After two years dating Aaron, Sarah gave up her job in the bank to work on the dairy farm. That’s when her food choices became more than just about her health and Aaron and Sarah made the decision to work to provide a healthy, environmentally sustainable product, that didn’t exploit animals.
“It really opened my eyes up to what the cows have to go through, in order to produce milk.”
That’s when hemp came into the picture. They discovered that hemp is the world’s most nutrient dense plant, that it absorbs more CO2 per hectare than other commercial crops, that the entire plant – from root to tip – has tens of thousands of uses.
“Hemp ticks all those boxes and is a plant that we are both extremely passionate about. Meat and dairy is not good for human health and we need more good quality, organic, fresh produce made available. You can grow more food per hectare which means the more we produce, the more affordable it is for those who really need good quality fresh fruits and vegetables. In turn this means farmers are not pushing their land or animals too hard in order to produce enough milk solids to survive financially.”

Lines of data
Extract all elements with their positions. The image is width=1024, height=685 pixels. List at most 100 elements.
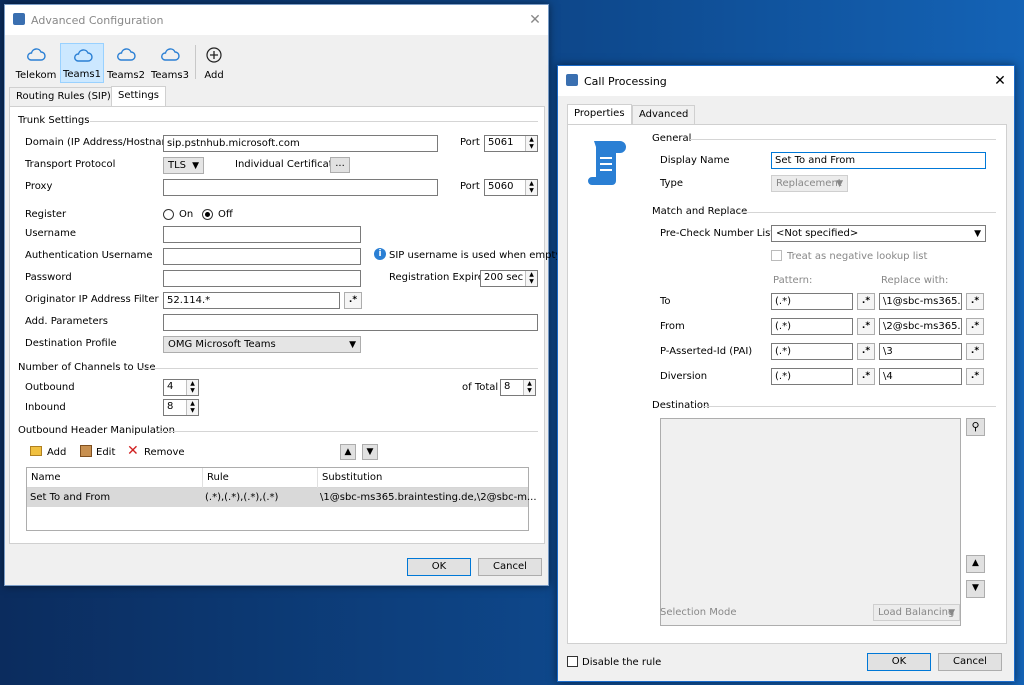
title-bar: Call Processing ✕ — [558, 66, 1014, 96]
add-button[interactable]: Add — [47, 447, 66, 458]
pai-pattern-input[interactable]: (.*) — [771, 343, 853, 360]
register-on-radio[interactable] — [163, 209, 174, 220]
register-label: Register — [25, 209, 67, 220]
password-input[interactable] — [163, 270, 361, 287]
regex-button[interactable]: .* — [344, 292, 362, 309]
display-name-label: Display Name — [660, 155, 730, 166]
from-pattern-input[interactable]: (.*) — [771, 318, 853, 335]
row-diversion-label: Diversion — [660, 371, 708, 382]
from-replace-input[interactable]: \2@sbc-ms365.bra — [879, 318, 962, 335]
proxy-label: Proxy — [25, 181, 53, 192]
plus-circle-icon — [206, 47, 222, 63]
col-rule[interactable]: Rule — [207, 472, 229, 483]
to-replace-regex-button[interactable]: .* — [966, 293, 984, 310]
group-match-replace: Match and Replace — [652, 206, 748, 217]
display-name-input[interactable]: Set To and From — [771, 152, 986, 169]
close-icon[interactable]: ✕ — [525, 11, 545, 29]
diversion-replace-input[interactable]: \4 — [879, 368, 962, 385]
of-total-stepper[interactable]: 8 ▲ ▼ — [500, 379, 536, 396]
toolbar-teams2[interactable]: Teams2 — [104, 43, 148, 83]
cloud-icon — [27, 48, 46, 61]
dest-profile-select[interactable]: OMG Microsoft Teams ▼ — [163, 336, 361, 353]
cert-button[interactable]: ... — [330, 157, 350, 173]
pai-replace-input[interactable]: \3 — [879, 343, 962, 360]
originator-input[interactable]: 52.114.* — [163, 292, 340, 309]
precheck-select[interactable]: <Not specified> ▼ — [771, 225, 986, 242]
diversion-pattern-regex-button[interactable]: .* — [857, 368, 875, 385]
auth-username-input[interactable] — [163, 248, 361, 265]
toolbar-teams3[interactable]: Teams3 — [148, 43, 192, 83]
edit-icon — [80, 445, 92, 457]
auth-note: SIP username is used when empty. — [389, 250, 564, 261]
cancel-button[interactable]: Cancel — [478, 558, 542, 576]
cert-label: Individual Certificate — [235, 159, 339, 170]
app-icon — [566, 74, 578, 86]
from-replace-regex-button[interactable]: .* — [966, 318, 984, 335]
proxy-input[interactable] — [163, 179, 438, 196]
window-title: Call Processing — [584, 75, 667, 88]
remove-button[interactable]: Remove — [144, 447, 185, 458]
disable-rule-label: Disable the rule — [582, 657, 662, 668]
pattern-header: Pattern: — [773, 275, 813, 286]
header-table: Name Rule Substitution Set To and From (… — [26, 467, 537, 531]
negative-lookup-label: Treat as negative lookup list — [787, 251, 928, 262]
outbound-stepper[interactable]: 4 ▲ ▼ — [163, 379, 199, 396]
register-off-radio[interactable] — [202, 209, 213, 220]
toolbar-telekom[interactable]: Telekom — [14, 43, 58, 83]
toolbar-teams1[interactable]: Teams1 — [60, 43, 104, 83]
tab-properties[interactable]: Properties — [567, 104, 632, 125]
to-replace-input[interactable]: \1@sbc-ms365.bra — [879, 293, 962, 310]
pai-pattern-regex-button[interactable]: .* — [857, 343, 875, 360]
replace-header: Replace with: — [881, 275, 949, 286]
tab-settings[interactable]: Settings — [111, 86, 167, 107]
from-pattern-regex-button[interactable]: .* — [857, 318, 875, 335]
pai-replace-regex-button[interactable]: .* — [966, 343, 984, 360]
disable-rule-checkbox[interactable] — [567, 656, 578, 667]
move-up-icon[interactable]: ▲ — [966, 555, 985, 573]
destination-list[interactable] — [660, 418, 961, 626]
close-icon[interactable]: ✕ — [990, 72, 1010, 90]
tab-routing-rules[interactable]: Routing Rules (SIP) — [9, 87, 118, 107]
type-select[interactable]: Replacement ▼ — [771, 175, 848, 192]
domain-input[interactable]: sip.pstnhub.microsoft.com — [163, 135, 438, 152]
group-destination: Destination — [652, 400, 710, 411]
toolbar-add[interactable]: Add — [192, 43, 236, 83]
proxy-port-stepper[interactable]: 5060 ▲ ▼ — [484, 179, 538, 196]
diversion-replace-regex-button[interactable]: .* — [966, 368, 984, 385]
reg-expires-label: Registration Expires — [389, 272, 490, 283]
move-up-icon[interactable]: ▲ — [340, 444, 356, 460]
search-icon[interactable]: ⚲ — [966, 418, 985, 436]
group-header-manip: Outbound Header Manipulation — [18, 425, 176, 436]
to-pattern-regex-button[interactable]: .* — [857, 293, 875, 310]
col-substitution[interactable]: Substitution — [322, 472, 382, 483]
diversion-pattern-input[interactable]: (.*) — [771, 368, 853, 385]
group-general: General — [652, 133, 692, 144]
username-input[interactable] — [163, 226, 361, 243]
move-down-icon[interactable]: ▼ — [966, 580, 985, 598]
reg-expires-stepper[interactable]: 200 sec ▲ ▼ — [480, 270, 538, 287]
table-header: Name Rule Substitution — [27, 468, 528, 488]
to-pattern-input[interactable]: (.*) — [771, 293, 853, 310]
cloud-icon — [161, 48, 180, 61]
row-pai-label: P-Asserted-Id (PAI) — [660, 346, 753, 357]
port-stepper[interactable]: 5061 ▲ ▼ — [484, 135, 538, 152]
app-icon — [13, 13, 25, 25]
cloud-icon — [117, 48, 136, 61]
cancel-button[interactable]: Cancel — [938, 653, 1002, 671]
add-icon — [30, 446, 42, 456]
table-row[interactable]: Set To and From (.*),(.*),(.*),(.*) \1@s… — [27, 488, 537, 507]
settings-panel: Trunk Settings Domain (IP Address/Hostna… — [9, 106, 563, 544]
inbound-stepper[interactable]: 8 ▲ ▼ — [163, 399, 199, 416]
ok-button[interactable]: OK — [867, 653, 931, 671]
add-params-input[interactable] — [163, 314, 538, 331]
selection-mode-select[interactable]: Load Balancing ▼ — [873, 604, 960, 621]
advanced-configuration-window: Advanced Configuration ✕ Telekom Teams1 … — [4, 4, 563, 586]
call-processing-window: Call Processing ✕ Properties Advanced Ge… — [557, 65, 1015, 682]
move-down-icon[interactable]: ▼ — [362, 444, 378, 460]
ok-button[interactable]: OK — [407, 558, 471, 576]
negative-lookup-checkbox[interactable] — [771, 250, 782, 261]
edit-button[interactable]: Edit — [96, 447, 115, 458]
transport-select[interactable]: TLS ▼ — [163, 157, 204, 174]
tab-advanced[interactable]: Advanced — [632, 105, 696, 125]
col-name[interactable]: Name — [31, 472, 61, 483]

▶ **Challenges**
A: Using the passage about hemp and the dairy farm, decide whether each statement agrees with it: (i) Sarah left a job at a bank to work on the dairy farm; (ii) hemp absorbs less CO2 per hectare than other commercial crops; (iii) only the roots of the hemp plant have uses. For each, answer yes or no and quote the words that decide it.
B: Update the passage about hemp and the dairy farm from "After two years" to "didn’t exploit animals.", putting "post office" where "bank" stands.
C: Write what comes next in the passage about hemp and the dairy farm, starting after its final sentence.
This material stands apart from the passage about hemp and the dairy farm.

▶ **Answer set**
A:
(i) Yes: "Sarah gave up her job in the bank to work on the dairy farm"
(ii) No: "it absorbs more CO2 per hectare than other commercial crops"
(iii) No: "the entire plant – from root to tip – has tens of thousands of uses"

B:
After two years dating Aaron, Sarah gave up her job in the post office to work on the dairy farm. That’s when her food choices became more than just about her health and Aaron and Sarah made the decision to work to provide a healthy, environmentally sustainable product, that didn’t exploit animals.

C:
But Aaron and Sarah’s journey doesn’t end there. There is still some growing to do before they can convert 100 percent to a plant-based business. “Financially, dairy farming is very hard and because we are young and have debt we don’t want to borrow anymore so we are taking things slow with the hemp because we have no other choice than to take it slow.”
“We are in it for the long haul and hopefully as more people hear about us and understand our story and how passionate we are about the animals, human health and the environment that our business will be supported so we can make the full transition.”